▶ _SHORT TASK_
Read the entries below and pull out each line with the string "TradingView".

Dataset listings of figures:
------------------------------------------------------------
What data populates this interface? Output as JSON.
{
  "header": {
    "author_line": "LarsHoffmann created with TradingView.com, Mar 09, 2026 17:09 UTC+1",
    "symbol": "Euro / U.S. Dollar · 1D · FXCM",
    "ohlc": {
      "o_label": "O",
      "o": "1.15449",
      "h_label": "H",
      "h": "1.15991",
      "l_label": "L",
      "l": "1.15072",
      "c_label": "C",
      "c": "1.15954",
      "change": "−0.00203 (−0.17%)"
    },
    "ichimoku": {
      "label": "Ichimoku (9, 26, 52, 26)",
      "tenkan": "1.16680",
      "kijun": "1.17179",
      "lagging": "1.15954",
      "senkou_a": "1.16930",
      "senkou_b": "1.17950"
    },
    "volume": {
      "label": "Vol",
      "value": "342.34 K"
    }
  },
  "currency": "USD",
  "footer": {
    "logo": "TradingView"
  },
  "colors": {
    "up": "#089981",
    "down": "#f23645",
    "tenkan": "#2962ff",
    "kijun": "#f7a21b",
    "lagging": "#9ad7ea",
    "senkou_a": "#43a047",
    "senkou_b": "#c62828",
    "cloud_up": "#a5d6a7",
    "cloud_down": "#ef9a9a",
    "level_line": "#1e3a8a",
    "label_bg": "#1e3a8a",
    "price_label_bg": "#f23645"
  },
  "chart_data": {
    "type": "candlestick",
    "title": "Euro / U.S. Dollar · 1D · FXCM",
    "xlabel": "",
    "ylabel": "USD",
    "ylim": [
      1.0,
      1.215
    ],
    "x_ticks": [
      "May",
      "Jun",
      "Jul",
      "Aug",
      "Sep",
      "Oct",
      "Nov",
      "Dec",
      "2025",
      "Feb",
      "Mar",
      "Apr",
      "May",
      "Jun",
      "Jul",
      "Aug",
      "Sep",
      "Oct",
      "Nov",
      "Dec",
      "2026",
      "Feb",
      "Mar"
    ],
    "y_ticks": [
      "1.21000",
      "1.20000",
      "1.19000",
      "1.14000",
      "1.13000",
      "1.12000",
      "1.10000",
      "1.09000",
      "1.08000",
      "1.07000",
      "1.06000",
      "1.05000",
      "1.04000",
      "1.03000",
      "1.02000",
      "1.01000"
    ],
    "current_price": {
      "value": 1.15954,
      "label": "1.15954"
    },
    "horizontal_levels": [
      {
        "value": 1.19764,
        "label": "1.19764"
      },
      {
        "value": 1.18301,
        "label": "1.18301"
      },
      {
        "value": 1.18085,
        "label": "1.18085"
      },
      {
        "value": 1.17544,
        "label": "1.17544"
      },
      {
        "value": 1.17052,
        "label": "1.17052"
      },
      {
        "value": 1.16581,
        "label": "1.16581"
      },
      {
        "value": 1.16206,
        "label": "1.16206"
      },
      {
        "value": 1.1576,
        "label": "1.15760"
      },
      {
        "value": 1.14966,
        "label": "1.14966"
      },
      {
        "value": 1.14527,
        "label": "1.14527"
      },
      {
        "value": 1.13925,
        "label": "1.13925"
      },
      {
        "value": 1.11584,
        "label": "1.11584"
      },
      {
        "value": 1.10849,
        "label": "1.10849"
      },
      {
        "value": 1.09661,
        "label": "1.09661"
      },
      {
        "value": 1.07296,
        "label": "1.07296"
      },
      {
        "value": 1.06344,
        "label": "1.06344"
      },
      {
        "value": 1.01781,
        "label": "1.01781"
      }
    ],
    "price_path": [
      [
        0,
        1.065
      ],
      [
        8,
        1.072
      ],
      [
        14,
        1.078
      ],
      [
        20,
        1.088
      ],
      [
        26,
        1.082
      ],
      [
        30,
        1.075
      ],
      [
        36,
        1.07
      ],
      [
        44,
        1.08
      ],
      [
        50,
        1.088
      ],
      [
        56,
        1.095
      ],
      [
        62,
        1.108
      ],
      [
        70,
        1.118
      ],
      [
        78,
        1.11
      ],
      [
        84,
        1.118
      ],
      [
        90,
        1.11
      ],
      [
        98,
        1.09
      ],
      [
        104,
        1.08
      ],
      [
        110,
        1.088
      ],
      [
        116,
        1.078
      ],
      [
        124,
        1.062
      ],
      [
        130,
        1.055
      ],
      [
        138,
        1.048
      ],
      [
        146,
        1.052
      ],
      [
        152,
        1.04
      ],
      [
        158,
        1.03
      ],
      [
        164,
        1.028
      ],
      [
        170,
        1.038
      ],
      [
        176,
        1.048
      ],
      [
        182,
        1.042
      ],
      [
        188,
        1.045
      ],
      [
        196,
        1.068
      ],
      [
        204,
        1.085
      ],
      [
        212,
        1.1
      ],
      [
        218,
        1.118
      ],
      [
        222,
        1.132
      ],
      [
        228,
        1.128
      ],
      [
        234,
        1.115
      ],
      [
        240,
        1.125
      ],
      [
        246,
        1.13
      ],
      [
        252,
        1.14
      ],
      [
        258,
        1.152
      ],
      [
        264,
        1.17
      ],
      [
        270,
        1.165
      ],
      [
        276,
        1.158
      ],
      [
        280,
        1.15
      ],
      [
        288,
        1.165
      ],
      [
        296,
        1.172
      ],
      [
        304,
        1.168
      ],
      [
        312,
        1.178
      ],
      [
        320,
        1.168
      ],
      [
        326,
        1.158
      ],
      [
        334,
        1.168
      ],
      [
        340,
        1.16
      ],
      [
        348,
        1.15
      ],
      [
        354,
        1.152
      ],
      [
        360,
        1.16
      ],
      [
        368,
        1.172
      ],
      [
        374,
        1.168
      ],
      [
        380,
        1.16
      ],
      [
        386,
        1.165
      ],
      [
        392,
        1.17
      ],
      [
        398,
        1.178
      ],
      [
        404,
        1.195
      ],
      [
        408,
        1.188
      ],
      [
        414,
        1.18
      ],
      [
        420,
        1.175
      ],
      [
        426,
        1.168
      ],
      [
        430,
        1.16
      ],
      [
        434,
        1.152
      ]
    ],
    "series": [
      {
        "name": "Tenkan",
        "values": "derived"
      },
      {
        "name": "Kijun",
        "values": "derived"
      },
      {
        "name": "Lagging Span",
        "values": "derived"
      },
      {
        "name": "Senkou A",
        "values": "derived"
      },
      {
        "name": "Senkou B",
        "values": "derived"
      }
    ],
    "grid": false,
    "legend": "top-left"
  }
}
------------------------------------------------------------
▶ _ANSWER FOR THE TASK_
    "author_line": "LarsHoffmann created with TradingView.com, Mar 09, 2026 17:09 UTC+1",
    "logo": "TradingView"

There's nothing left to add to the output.